(Items from a dataset)
* START *
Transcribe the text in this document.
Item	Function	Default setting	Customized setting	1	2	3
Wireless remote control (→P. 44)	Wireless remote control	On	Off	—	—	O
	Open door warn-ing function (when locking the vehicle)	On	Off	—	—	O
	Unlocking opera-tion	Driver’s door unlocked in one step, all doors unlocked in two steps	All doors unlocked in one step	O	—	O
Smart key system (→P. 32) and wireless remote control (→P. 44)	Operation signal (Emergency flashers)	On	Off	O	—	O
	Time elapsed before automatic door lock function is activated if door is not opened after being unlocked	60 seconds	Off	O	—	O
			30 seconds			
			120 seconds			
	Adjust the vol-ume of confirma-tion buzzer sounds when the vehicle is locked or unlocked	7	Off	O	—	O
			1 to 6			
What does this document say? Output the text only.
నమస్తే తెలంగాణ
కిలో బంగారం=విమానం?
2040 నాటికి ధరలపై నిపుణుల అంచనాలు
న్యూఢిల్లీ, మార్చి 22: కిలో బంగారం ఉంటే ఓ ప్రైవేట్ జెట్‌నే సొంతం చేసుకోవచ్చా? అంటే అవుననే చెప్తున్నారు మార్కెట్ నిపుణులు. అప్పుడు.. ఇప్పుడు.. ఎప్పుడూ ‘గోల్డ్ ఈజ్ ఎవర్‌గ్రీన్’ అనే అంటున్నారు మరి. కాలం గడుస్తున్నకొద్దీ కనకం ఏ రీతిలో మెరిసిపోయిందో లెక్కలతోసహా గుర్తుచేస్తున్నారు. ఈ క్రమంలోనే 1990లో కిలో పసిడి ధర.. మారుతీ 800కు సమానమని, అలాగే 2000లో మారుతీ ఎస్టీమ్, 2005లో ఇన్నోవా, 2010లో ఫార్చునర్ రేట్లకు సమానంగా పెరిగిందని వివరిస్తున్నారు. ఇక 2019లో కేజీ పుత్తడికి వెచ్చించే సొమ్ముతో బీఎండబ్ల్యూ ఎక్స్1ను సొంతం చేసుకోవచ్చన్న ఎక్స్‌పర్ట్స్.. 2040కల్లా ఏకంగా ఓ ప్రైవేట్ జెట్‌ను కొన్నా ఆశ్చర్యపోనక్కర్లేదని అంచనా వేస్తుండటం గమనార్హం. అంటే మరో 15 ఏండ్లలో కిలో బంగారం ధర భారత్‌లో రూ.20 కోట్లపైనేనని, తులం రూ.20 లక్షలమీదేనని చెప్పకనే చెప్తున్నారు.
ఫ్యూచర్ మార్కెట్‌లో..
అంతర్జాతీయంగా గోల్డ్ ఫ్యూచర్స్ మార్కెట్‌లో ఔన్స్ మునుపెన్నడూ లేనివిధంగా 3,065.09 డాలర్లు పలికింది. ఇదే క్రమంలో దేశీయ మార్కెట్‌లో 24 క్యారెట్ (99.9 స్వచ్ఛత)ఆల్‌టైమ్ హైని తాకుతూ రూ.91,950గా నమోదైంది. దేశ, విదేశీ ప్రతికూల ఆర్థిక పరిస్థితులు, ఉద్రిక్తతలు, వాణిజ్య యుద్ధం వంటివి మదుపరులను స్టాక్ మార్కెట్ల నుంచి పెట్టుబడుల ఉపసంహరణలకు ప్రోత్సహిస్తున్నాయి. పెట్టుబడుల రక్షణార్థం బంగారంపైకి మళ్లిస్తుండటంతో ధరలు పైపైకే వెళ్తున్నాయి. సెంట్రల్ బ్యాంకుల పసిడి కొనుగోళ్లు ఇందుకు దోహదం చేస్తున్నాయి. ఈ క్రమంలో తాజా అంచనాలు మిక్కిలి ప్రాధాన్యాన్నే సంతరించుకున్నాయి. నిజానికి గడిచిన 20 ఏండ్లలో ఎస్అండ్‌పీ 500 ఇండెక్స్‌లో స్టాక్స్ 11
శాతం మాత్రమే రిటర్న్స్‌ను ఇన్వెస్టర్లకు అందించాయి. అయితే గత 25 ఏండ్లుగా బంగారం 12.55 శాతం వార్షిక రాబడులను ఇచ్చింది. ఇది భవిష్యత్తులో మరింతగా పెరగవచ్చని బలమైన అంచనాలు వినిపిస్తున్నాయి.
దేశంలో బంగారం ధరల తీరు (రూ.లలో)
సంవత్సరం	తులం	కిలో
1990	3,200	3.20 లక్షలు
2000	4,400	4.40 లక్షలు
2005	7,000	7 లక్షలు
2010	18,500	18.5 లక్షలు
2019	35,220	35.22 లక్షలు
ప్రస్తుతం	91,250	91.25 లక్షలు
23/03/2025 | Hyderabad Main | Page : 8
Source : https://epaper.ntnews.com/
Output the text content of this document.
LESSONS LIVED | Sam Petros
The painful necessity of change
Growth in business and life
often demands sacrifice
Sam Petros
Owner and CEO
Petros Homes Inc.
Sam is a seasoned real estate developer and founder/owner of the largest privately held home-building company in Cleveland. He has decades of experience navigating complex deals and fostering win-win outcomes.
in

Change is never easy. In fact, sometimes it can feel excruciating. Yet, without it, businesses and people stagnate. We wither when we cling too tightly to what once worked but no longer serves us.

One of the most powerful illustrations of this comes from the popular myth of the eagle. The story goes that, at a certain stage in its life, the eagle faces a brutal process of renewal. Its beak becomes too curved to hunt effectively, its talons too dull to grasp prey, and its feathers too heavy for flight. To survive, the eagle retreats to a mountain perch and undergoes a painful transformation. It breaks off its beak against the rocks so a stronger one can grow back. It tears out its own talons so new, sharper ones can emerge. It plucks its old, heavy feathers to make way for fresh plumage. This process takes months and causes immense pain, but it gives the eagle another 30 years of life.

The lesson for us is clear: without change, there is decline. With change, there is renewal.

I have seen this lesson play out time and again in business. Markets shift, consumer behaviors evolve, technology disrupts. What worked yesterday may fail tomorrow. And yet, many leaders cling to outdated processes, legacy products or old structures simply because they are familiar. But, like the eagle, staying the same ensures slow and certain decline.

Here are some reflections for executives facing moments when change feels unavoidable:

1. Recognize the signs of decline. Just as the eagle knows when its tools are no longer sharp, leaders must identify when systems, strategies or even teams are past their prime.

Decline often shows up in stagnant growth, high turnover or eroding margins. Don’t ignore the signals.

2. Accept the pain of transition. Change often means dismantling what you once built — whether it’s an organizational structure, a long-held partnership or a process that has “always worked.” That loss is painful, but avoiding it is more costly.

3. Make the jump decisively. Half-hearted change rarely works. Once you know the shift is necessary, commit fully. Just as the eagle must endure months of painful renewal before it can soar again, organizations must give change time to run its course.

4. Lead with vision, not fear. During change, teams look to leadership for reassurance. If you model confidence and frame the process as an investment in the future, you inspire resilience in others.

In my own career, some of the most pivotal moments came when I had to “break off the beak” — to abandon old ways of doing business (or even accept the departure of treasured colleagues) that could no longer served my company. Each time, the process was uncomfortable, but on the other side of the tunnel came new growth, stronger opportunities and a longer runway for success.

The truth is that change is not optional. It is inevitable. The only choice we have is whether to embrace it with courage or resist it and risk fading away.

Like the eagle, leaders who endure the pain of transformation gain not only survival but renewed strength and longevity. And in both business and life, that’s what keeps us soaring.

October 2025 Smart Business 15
* END *
Return all of the entries word for word.

Transcribe the text in this document.
Item	Function	Default setting	Customized setting	1	2	3
Wireless remote control (→P. 44)	Wireless remote control	On	Off	—	—	O
	Open door warn-ing function (when locking the vehicle)	On	Off	—	—	O
	Unlocking opera-tion	Driver’s door unlocked in one step, all doors unlocked in two steps	All doors unlocked in one step	O	—	O
Smart key system (→P. 32) and wireless remote control (→P. 44)	Operation signal (Emergency flashers)	On	Off	O	—	O
	Time elapsed before automatic door lock function is activated if door is not opened after being unlocked	60 seconds	Off	O	—	O
			30 seconds			
			120 seconds			
	Adjust the vol-ume of confirma-tion buzzer sounds when the vehicle is locked or unlocked	7	Off	O	—	O
			1 to 6			
What does this document say? Output the text only.
నమస్తే తెలంగాణ
కిలో బంగారం=విమానం?
2040 నాటికి ధరలపై నిపుణుల అంచనాలు
న్యూఢిల్లీ, మార్చి 22: కిలో బంగారం ఉంటే ఓ ప్రైవేట్ జెట్‌నే సొంతం చేసుకోవచ్చా? అంటే అవుననే చెప్తున్నారు మార్కెట్ నిపుణులు. అప్పుడు.. ఇప్పుడు.. ఎప్పుడూ ‘గోల్డ్ ఈజ్ ఎవర్‌గ్రీన్’ అనే అంటున్నారు మరి. కాలం గడుస్తున్నకొద్దీ కనకం ఏ రీతిలో మెరిసిపోయిందో లెక్కలతోసహా గుర్తుచేస్తున్నారు. ఈ క్రమంలోనే 1990లో కిలో పసిడి ధర.. మారుతీ 800కు సమానమని, అలాగే 2000లో మారుతీ ఎస్టీమ్, 2005లో ఇన్నోవా, 2010లో ఫార్చునర్ రేట్లకు సమానంగా పెరిగిందని వివరిస్తున్నారు. ఇక 2019లో కేజీ పుత్తడికి వెచ్చించే సొమ్ముతో బీఎండబ్ల్యూ ఎక్స్1ను సొంతం చేసుకోవచ్చన్న ఎక్స్‌పర్ట్స్.. 2040కల్లా ఏకంగా ఓ ప్రైవేట్ జెట్‌ను కొన్నా ఆశ్చర్యపోనక్కర్లేదని అంచనా వేస్తుండటం గమనార్హం. అంటే మరో 15 ఏండ్లలో కిలో బంగారం ధర భారత్‌లో రూ.20 కోట్లపైనేనని, తులం రూ.20 లక్షలమీదేనని చెప్పకనే చెప్తున్నారు.
ఫ్యూచర్ మార్కెట్‌లో..
అంతర్జాతీయంగా గోల్డ్ ఫ్యూచర్స్ మార్కెట్‌లో ఔన్స్ మునుపెన్నడూ లేనివిధంగా 3,065.09 డాలర్లు పలికింది. ఇదే క్రమంలో దేశీయ మార్కెట్‌లో 24 క్యారెట్ (99.9 స్వచ్ఛత)ఆల్‌టైమ్ హైని తాకుతూ రూ.91,950గా నమోదైంది. దేశ, విదేశీ ప్రతికూల ఆర్థిక పరిస్థితులు, ఉద్రిక్తతలు, వాణిజ్య యుద్ధం వంటివి మదుపరులను స్టాక్ మార్కెట్ల నుంచి పెట్టుబడుల ఉపసంహరణలకు ప్రోత్సహిస్తున్నాయి. పెట్టుబడుల రక్షణార్థం బంగారంపైకి మళ్లిస్తుండటంతో ధరలు పైపైకే వెళ్తున్నాయి. సెంట్రల్ బ్యాంకుల పసిడి కొనుగోళ్లు ఇందుకు దోహదం చేస్తున్నాయి. ఈ క్రమంలో తాజా అంచనాలు మిక్కిలి ప్రాధాన్యాన్నే సంతరించుకున్నాయి. నిజానికి గడిచిన 20 ఏండ్లలో ఎస్అండ్‌పీ 500 ఇండెక్స్‌లో స్టాక్స్ 11
శాతం మాత్రమే రిటర్న్స్‌ను ఇన్వెస్టర్లకు అందించాయి. అయితే గత 25 ఏండ్లుగా బంగారం 12.55 శాతం వార్షిక రాబడులను ఇచ్చింది. ఇది భవిష్యత్తులో మరింతగా పెరగవచ్చని బలమైన అంచనాలు వినిపిస్తున్నాయి.
దేశంలో బంగారం ధరల తీరు (రూ.లలో)
సంవత్సరం	తులం	కిలో
1990	3,200	3.20 లక్షలు
2000	4,400	4.40 లక్షలు
2005	7,000	7 లక్షలు
2010	18,500	18.5 లక్షలు
2019	35,220	35.22 లక్షలు
ప్రస్తుతం	91,250	91.25 లక్షలు
23/03/2025 | Hyderabad Main | Page : 8
Source : https://epaper.ntnews.com/
Output the text content of this document.
LESSONS LIVED | Sam Petros
The painful necessity of change
Growth in business and life
often demands sacrifice
Sam Petros
Owner and CEO
Petros Homes Inc.
Sam is a seasoned real estate developer and founder/owner of the largest privately held home-building company in Cleveland. He has decades of experience navigating complex deals and fostering win-win outcomes.
in

Change is never easy. In fact, sometimes it can feel excruciating. Yet, without it, businesses and people stagnate. We wither when we cling too tightly to what once worked but no longer serves us.

One of the most powerful illustrations of this comes from the popular myth of the eagle. The story goes that, at a certain stage in its life, the eagle faces a brutal process of renewal. Its beak becomes too curved to hunt effectively, its talons too dull to grasp prey, and its feathers too heavy for flight. To survive, the eagle retreats to a mountain perch and undergoes a painful transformation. It breaks off its beak against the rocks so a stronger one can grow back. It tears out its own talons so new, sharper ones can emerge. It plucks its old, heavy feathers to make way for fresh plumage. This process takes months and causes immense pain, but it gives the eagle another 30 years of life.

The lesson for us is clear: without change, there is decline. With change, there is renewal.

I have seen this lesson play out time and again in business. Markets shift, consumer behaviors evolve, technology disrupts. What worked yesterday may fail tomorrow. And yet, many leaders cling to outdated processes, legacy products or old structures simply because they are familiar. But, like the eagle, staying the same ensures slow and certain decline.

Here are some reflections for executives facing moments when change feels unavoidable:

1. Recognize the signs of decline. Just as the eagle knows when its tools are no longer sharp, leaders must identify when systems, strategies or even teams are past their prime.

Decline often shows up in stagnant growth, high turnover or eroding margins. Don’t ignore the signals.

2. Accept the pain of transition. Change often means dismantling what you once built — whether it’s an organizational structure, a long-held partnership or a process that has “always worked.” That loss is painful, but avoiding it is more costly.

3. Make the jump decisively. Half-hearted change rarely works. Once you know the shift is necessary, commit fully. Just as the eagle must endure months of painful renewal before it can soar again, organizations must give change time to run its course.

4. Lead with vision, not fear. During change, teams look to leadership for reassurance. If you model confidence and frame the process as an investment in the future, you inspire resilience in others.

In my own career, some of the most pivotal moments came when I had to “break off the beak” — to abandon old ways of doing business (or even accept the departure of treasured colleagues) that could no longer served my company. Each time, the process was uncomfortable, but on the other side of the tunnel came new growth, stronger opportunities and a longer runway for success.

The truth is that change is not optional. It is inevitable. The only choice we have is whether to embrace it with courage or resist it and risk fading away.

Like the eagle, leaders who endure the pain of transformation gain not only survival but renewed strength and longevity. And in both business and life, that’s what keeps us soaring.

October 2025 Smart Business 15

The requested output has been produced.